++++ Given records ++++
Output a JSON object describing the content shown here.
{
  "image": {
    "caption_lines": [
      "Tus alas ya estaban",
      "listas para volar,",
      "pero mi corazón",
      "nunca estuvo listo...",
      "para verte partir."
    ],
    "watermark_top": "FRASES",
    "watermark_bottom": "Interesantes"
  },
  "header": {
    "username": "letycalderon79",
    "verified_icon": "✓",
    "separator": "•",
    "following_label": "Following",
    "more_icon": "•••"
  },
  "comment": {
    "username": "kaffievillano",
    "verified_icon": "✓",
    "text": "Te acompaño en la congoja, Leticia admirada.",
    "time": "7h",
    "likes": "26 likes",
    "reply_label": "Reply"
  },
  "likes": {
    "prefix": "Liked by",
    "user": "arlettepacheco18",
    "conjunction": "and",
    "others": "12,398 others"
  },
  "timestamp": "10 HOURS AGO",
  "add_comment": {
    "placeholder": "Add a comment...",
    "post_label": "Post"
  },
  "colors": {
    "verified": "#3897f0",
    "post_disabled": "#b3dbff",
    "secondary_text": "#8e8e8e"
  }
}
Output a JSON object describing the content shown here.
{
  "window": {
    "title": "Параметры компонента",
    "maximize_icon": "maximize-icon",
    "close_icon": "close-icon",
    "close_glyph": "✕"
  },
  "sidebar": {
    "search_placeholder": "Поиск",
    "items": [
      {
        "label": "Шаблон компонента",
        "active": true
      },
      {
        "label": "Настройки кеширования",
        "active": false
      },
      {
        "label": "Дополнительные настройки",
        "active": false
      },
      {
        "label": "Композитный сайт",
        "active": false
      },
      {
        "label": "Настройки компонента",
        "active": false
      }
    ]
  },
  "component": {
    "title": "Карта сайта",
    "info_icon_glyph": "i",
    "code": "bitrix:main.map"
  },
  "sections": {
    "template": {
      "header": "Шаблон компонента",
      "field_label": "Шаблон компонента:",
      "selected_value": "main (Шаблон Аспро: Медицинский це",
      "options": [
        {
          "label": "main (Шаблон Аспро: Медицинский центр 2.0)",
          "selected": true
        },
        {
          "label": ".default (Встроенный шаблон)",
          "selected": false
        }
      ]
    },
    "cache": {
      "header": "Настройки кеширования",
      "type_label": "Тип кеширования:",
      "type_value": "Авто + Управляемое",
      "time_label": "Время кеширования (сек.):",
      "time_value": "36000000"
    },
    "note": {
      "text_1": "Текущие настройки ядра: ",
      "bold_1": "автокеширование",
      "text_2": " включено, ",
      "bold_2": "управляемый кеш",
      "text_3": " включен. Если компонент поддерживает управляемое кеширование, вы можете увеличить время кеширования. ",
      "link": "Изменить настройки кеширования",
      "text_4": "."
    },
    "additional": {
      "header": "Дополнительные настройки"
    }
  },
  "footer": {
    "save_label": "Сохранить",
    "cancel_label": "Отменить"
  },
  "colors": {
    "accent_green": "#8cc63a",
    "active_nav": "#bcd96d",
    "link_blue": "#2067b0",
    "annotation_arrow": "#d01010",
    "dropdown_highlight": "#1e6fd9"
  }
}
++++
Restate the data above exactly, keeping each word as it stands.

Output a JSON object describing the content shown here.
{
  "image": {
    "caption_lines": [
      "Tus alas ya estaban",
      "listas para volar,",
      "pero mi corazón",
      "nunca estuvo listo...",
      "para verte partir."
    ],
    "watermark_top": "FRASES",
    "watermark_bottom": "Interesantes"
  },
  "header": {
    "username": "letycalderon79",
    "verified_icon": "✓",
    "separator": "•",
    "following_label": "Following",
    "more_icon": "•••"
  },
  "comment": {
    "username": "kaffievillano",
    "verified_icon": "✓",
    "text": "Te acompaño en la congoja, Leticia admirada.",
    "time": "7h",
    "likes": "26 likes",
    "reply_label": "Reply"
  },
  "likes": {
    "prefix": "Liked by",
    "user": "arlettepacheco18",
    "conjunction": "and",
    "others": "12,398 others"
  },
  "timestamp": "10 HOURS AGO",
  "add_comment": {
    "placeholder": "Add a comment...",
    "post_label": "Post"
  },
  "colors": {
    "verified": "#3897f0",
    "post_disabled": "#b3dbff",
    "secondary_text": "#8e8e8e"
  }
}
Output a JSON object describing the content shown here.
{
  "window": {
    "title": "Параметры компонента",
    "maximize_icon": "maximize-icon",
    "close_icon": "close-icon",
    "close_glyph": "✕"
  },
  "sidebar": {
    "search_placeholder": "Поиск",
    "items": [
      {
        "label": "Шаблон компонента",
        "active": true
      },
      {
        "label": "Настройки кеширования",
        "active": false
      },
      {
        "label": "Дополнительные настройки",
        "active": false
      },
      {
        "label": "Композитный сайт",
        "active": false
      },
      {
        "label": "Настройки компонента",
        "active": false
      }
    ]
  },
  "component": {
    "title": "Карта сайта",
    "info_icon_glyph": "i",
    "code": "bitrix:main.map"
  },
  "sections": {
    "template": {
      "header": "Шаблон компонента",
      "field_label": "Шаблон компонента:",
      "selected_value": "main (Шаблон Аспро: Медицинский це",
      "options": [
        {
          "label": "main (Шаблон Аспро: Медицинский центр 2.0)",
          "selected": true
        },
        {
          "label": ".default (Встроенный шаблон)",
          "selected": false
        }
      ]
    },
    "cache": {
      "header": "Настройки кеширования",
      "type_label": "Тип кеширования:",
      "type_value": "Авто + Управляемое",
      "time_label": "Время кеширования (сек.):",
      "time_value": "36000000"
    },
    "note": {
      "text_1": "Текущие настройки ядра: ",
      "bold_1": "автокеширование",
      "text_2": " включено, ",
      "bold_2": "управляемый кеш",
      "text_3": " включен. Если компонент поддерживает управляемое кеширование, вы можете увеличить время кеширования. ",
      "link": "Изменить настройки кеширования",
      "text_4": "."
    },
    "additional": {
      "header": "Дополнительные настройки"
    }
  },
  "footer": {
    "save_label": "Сохранить",
    "cancel_label": "Отменить"
  },
  "colors": {
    "accent_green": "#8cc63a",
    "active_nav": "#bcd96d",
    "link_blue": "#2067b0",
    "annotation_arrow": "#d01010",
    "dropdown_highlight": "#1e6fd9"
  }
}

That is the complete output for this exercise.